**JOB:** Format the listing, from its first line through the line containing "answer-table-number-row bbox=[80, 174, 873, 211]", as a JSON list of strings, with one string per line and blank lines omitted.

* Start DATA FOR THE TASK *

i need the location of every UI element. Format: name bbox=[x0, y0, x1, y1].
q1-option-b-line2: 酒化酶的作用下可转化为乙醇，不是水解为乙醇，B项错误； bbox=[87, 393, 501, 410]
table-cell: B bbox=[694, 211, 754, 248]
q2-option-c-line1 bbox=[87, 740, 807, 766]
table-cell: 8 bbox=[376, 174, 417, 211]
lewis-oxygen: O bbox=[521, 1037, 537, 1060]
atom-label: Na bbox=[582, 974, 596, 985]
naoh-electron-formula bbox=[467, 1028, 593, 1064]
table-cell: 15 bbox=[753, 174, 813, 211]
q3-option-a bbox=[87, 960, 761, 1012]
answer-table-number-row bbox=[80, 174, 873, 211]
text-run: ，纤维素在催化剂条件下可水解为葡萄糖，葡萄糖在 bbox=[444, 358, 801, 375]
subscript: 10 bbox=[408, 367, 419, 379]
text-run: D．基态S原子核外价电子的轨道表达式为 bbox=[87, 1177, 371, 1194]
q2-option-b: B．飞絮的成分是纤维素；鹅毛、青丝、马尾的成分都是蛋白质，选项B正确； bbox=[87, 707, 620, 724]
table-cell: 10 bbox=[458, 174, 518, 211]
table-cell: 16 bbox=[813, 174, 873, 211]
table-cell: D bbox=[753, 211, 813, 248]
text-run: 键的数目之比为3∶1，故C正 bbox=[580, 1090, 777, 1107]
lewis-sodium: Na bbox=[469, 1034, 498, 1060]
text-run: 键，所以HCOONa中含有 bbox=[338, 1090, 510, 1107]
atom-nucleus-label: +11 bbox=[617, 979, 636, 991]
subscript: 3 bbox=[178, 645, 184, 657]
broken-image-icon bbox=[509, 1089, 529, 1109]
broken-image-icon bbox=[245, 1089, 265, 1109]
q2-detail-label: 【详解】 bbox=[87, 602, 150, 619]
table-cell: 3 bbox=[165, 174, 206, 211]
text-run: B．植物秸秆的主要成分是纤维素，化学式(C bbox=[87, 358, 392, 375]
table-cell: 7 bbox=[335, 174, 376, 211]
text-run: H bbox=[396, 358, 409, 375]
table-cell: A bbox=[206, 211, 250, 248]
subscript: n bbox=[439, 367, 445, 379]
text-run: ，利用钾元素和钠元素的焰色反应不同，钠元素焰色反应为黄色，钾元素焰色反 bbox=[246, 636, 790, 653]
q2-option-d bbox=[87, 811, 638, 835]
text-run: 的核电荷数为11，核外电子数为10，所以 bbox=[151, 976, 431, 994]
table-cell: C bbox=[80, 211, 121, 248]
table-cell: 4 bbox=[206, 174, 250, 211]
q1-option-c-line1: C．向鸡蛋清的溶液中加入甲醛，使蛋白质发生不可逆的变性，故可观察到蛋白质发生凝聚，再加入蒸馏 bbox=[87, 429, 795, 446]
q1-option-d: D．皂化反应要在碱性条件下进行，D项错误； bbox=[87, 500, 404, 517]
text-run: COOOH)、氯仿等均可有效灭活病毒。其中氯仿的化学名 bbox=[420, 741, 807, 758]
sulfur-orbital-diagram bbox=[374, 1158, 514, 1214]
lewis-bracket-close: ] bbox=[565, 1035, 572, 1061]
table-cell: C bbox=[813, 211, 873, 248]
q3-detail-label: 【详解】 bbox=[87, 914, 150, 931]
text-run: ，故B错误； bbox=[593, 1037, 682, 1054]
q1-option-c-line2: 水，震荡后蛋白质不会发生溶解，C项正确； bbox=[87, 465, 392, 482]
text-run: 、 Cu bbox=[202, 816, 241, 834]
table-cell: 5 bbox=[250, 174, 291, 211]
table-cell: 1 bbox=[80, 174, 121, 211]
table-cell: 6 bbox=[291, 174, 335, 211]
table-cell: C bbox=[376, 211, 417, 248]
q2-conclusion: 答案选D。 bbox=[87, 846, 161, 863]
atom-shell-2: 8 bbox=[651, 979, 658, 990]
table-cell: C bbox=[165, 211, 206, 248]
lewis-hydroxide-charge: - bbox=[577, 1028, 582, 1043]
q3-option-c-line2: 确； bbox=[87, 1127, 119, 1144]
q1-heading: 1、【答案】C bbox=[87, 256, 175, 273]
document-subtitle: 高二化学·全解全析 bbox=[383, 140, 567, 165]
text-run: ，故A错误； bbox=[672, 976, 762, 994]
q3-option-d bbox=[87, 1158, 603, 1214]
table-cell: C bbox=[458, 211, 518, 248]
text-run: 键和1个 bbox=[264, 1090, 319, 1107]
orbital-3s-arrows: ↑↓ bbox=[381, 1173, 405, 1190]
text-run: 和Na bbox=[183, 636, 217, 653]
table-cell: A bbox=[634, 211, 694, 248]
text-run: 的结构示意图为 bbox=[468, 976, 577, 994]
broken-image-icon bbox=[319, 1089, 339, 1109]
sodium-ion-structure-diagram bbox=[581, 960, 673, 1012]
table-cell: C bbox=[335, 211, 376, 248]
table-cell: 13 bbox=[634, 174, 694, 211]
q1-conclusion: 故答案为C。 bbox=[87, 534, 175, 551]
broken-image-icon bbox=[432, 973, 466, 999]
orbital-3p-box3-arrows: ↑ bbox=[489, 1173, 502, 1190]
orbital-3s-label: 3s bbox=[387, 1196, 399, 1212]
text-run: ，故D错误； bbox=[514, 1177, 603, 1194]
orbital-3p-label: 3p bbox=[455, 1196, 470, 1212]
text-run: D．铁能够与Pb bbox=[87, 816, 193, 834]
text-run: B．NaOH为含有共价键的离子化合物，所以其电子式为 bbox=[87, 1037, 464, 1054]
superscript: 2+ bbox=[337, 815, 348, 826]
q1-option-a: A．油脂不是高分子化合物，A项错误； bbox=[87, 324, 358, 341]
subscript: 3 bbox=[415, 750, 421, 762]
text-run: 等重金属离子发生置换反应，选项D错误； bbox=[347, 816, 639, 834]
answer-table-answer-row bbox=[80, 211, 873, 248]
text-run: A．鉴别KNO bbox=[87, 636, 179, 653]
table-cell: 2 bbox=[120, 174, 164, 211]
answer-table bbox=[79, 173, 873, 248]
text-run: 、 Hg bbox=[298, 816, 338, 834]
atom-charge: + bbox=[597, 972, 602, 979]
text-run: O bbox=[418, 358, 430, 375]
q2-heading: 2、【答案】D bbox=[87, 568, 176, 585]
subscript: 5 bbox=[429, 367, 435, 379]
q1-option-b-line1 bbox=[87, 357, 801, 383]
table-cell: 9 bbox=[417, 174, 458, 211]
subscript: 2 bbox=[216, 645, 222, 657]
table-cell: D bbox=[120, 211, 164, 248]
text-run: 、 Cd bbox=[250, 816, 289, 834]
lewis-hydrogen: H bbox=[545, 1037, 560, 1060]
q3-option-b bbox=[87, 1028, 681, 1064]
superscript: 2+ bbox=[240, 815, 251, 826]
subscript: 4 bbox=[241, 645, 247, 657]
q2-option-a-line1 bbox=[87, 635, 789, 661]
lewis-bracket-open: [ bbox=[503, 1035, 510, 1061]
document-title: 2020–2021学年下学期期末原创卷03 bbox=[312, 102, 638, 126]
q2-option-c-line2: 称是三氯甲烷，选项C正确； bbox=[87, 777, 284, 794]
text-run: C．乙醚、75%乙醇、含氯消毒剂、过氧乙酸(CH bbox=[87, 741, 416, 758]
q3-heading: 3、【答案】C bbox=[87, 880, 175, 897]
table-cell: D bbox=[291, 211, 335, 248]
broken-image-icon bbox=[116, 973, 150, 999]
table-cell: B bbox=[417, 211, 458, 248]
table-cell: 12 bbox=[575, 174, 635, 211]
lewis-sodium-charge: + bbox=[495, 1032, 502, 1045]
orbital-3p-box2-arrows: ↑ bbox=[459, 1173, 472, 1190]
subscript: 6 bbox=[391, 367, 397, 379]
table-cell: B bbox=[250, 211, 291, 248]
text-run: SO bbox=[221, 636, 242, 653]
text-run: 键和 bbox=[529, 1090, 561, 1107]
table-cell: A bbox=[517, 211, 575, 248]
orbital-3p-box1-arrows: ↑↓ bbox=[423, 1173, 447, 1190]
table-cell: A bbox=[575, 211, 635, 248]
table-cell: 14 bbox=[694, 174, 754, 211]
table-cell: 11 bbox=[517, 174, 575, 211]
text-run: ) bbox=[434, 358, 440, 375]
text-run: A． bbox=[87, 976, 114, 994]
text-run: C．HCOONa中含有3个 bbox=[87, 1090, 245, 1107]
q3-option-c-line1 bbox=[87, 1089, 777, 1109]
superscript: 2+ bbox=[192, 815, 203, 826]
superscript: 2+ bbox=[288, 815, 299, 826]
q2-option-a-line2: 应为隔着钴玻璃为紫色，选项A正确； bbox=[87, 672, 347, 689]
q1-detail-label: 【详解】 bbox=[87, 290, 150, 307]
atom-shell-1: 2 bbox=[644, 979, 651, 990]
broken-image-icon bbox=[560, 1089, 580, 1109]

* End DATA FOR THE TASK *

**RESPONSE FOR THIS EXERCISE:**
[
  "i need the location of every UI element. Format: name bbox=[x0, y0, x1, y1].",
  "q1-option-b-line2: 酒化酶的作用下可转化为乙醇，不是水解为乙醇，B项错误； bbox=[87, 393, 501, 410]",
  "table-cell: B bbox=[694, 211, 754, 248]",
  "q2-option-c-line1 bbox=[87, 740, 807, 766]",
  "table-cell: 8 bbox=[376, 174, 417, 211]",
  "lewis-oxygen: O bbox=[521, 1037, 537, 1060]",
  "atom-label: Na bbox=[582, 974, 596, 985]",
  "naoh-electron-formula bbox=[467, 1028, 593, 1064]",
  "table-cell: 15 bbox=[753, 174, 813, 211]",
  "q3-option-a bbox=[87, 960, 761, 1012]",
  "answer-table-number-row bbox=[80, 174, 873, 211]"
]